Work required
Filter the records for lines holding the string "being".

Extracted data
------------------------------

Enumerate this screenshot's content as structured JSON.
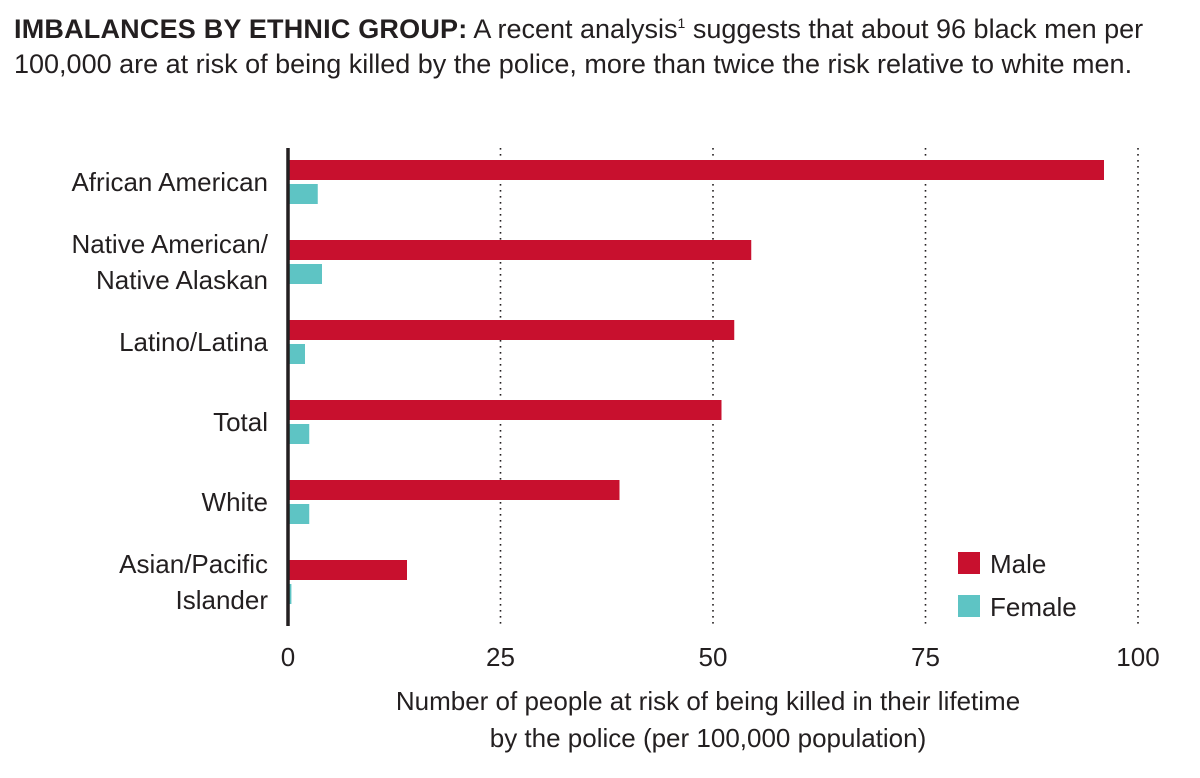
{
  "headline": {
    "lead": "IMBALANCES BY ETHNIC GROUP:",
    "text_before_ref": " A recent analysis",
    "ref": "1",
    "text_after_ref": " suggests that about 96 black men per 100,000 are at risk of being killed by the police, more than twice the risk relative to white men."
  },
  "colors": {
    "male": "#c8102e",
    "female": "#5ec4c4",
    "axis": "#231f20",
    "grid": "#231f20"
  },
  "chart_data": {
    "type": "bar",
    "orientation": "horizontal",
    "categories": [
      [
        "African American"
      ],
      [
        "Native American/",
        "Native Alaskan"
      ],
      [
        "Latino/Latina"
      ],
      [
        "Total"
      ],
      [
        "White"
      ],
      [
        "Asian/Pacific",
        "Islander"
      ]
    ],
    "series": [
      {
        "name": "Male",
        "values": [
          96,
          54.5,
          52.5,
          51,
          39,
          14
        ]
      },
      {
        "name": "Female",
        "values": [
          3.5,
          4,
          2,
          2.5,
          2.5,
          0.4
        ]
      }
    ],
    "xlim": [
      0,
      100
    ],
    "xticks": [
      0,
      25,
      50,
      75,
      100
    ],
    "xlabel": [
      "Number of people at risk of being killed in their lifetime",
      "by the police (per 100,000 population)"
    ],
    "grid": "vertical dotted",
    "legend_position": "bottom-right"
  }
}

------------------------------

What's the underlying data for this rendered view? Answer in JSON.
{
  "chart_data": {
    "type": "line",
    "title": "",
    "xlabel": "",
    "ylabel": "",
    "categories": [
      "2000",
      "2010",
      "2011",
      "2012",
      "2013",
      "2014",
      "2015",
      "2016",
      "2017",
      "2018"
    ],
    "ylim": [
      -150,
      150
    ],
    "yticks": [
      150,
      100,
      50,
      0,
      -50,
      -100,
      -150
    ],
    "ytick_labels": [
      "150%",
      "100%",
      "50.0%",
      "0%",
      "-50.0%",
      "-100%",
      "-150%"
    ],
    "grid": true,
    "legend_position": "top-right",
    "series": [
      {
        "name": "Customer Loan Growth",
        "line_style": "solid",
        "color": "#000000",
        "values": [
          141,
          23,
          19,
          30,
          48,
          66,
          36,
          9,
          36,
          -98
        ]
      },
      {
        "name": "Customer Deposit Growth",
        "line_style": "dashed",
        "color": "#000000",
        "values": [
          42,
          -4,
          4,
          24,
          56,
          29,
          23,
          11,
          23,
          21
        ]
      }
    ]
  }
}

------------------------------

Solution to the exercise
    "text_after_ref": " suggests that about 96 black men per 100,000 are at risk of being killed by the police, more than twice the risk relative to white men."
      "Number of people at risk of being killed in their lifetime",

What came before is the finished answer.